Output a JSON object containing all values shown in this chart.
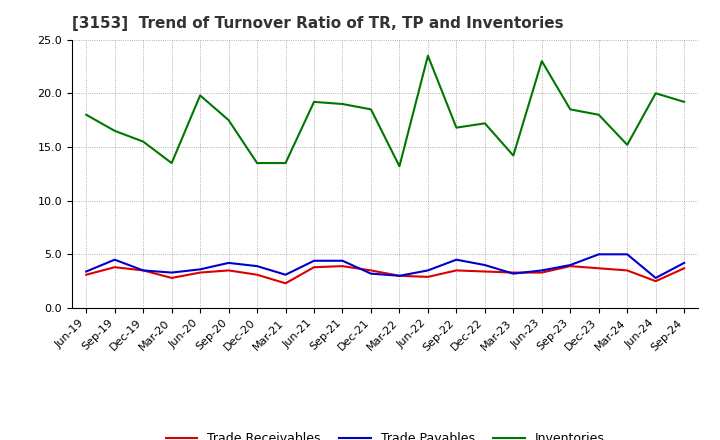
{
  "title": "[3153]  Trend of Turnover Ratio of TR, TP and Inventories",
  "labels": [
    "Jun-19",
    "Sep-19",
    "Dec-19",
    "Mar-20",
    "Jun-20",
    "Sep-20",
    "Dec-20",
    "Mar-21",
    "Jun-21",
    "Sep-21",
    "Dec-21",
    "Mar-22",
    "Jun-22",
    "Sep-22",
    "Dec-22",
    "Mar-23",
    "Jun-23",
    "Sep-23",
    "Dec-23",
    "Mar-24",
    "Jun-24",
    "Sep-24"
  ],
  "trade_receivables": [
    3.1,
    3.8,
    3.5,
    2.8,
    3.3,
    3.5,
    3.1,
    2.3,
    3.8,
    3.9,
    3.5,
    3.0,
    2.9,
    3.5,
    3.4,
    3.3,
    3.3,
    3.9,
    3.7,
    3.5,
    2.5,
    3.7
  ],
  "trade_payables": [
    3.4,
    4.5,
    3.5,
    3.3,
    3.6,
    4.2,
    3.9,
    3.1,
    4.4,
    4.4,
    3.2,
    3.0,
    3.5,
    4.5,
    4.0,
    3.2,
    3.5,
    4.0,
    5.0,
    5.0,
    2.8,
    4.2
  ],
  "inventories": [
    18.0,
    16.5,
    15.5,
    13.5,
    19.8,
    17.5,
    13.5,
    13.5,
    19.2,
    19.0,
    18.5,
    13.2,
    23.5,
    16.8,
    17.2,
    14.2,
    23.0,
    18.5,
    18.0,
    15.2,
    20.0,
    19.2
  ],
  "ylim": [
    0,
    25
  ],
  "yticks": [
    0.0,
    5.0,
    10.0,
    15.0,
    20.0,
    25.0
  ],
  "legend_labels": [
    "Trade Receivables",
    "Trade Payables",
    "Inventories"
  ],
  "line_colors_tr": "#dd0000",
  "line_colors_tp": "#0000cc",
  "line_colors_inv": "#007700",
  "background_color": "#ffffff",
  "grid_color": "#999999",
  "title_fontsize": 11,
  "tick_fontsize": 8,
  "legend_fontsize": 9
}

#####

▶ EXERCISE AIM: Repeat each entry precisely as it appears. Leave the pictures out.

▶ RESULT FOR THIS EXERCISE:
Output a JSON object containing all values shown in this chart.
{
  "title": "[3153]  Trend of Turnover Ratio of TR, TP and Inventories",
  "labels": [
    "Jun-19",
    "Sep-19",
    "Dec-19",
    "Mar-20",
    "Jun-20",
    "Sep-20",
    "Dec-20",
    "Mar-21",
    "Jun-21",
    "Sep-21",
    "Dec-21",
    "Mar-22",
    "Jun-22",
    "Sep-22",
    "Dec-22",
    "Mar-23",
    "Jun-23",
    "Sep-23",
    "Dec-23",
    "Mar-24",
    "Jun-24",
    "Sep-24"
  ],
  "trade_receivables": [
    3.1,
    3.8,
    3.5,
    2.8,
    3.3,
    3.5,
    3.1,
    2.3,
    3.8,
    3.9,
    3.5,
    3.0,
    2.9,
    3.5,
    3.4,
    3.3,
    3.3,
    3.9,
    3.7,
    3.5,
    2.5,
    3.7
  ],
  "trade_payables": [
    3.4,
    4.5,
    3.5,
    3.3,
    3.6,
    4.2,
    3.9,
    3.1,
    4.4,
    4.4,
    3.2,
    3.0,
    3.5,
    4.5,
    4.0,
    3.2,
    3.5,
    4.0,
    5.0,
    5.0,
    2.8,
    4.2
  ],
  "inventories": [
    18.0,
    16.5,
    15.5,
    13.5,
    19.8,
    17.5,
    13.5,
    13.5,
    19.2,
    19.0,
    18.5,
    13.2,
    23.5,
    16.8,
    17.2,
    14.2,
    23.0,
    18.5,
    18.0,
    15.2,
    20.0,
    19.2
  ],
  "ylim": [
    0,
    25
  ],
  "yticks": [
    0.0,
    5.0,
    10.0,
    15.0,
    20.0,
    25.0
  ],
  "legend_labels": [
    "Trade Receivables",
    "Trade Payables",
    "Inventories"
  ],
  "line_colors_tr": "#dd0000",
  "line_colors_tp": "#0000cc",
  "line_colors_inv": "#007700",
  "background_color": "#ffffff",
  "grid_color": "#999999",
  "title_fontsize": 11,
  "tick_fontsize": 8,
  "legend_fontsize": 9
}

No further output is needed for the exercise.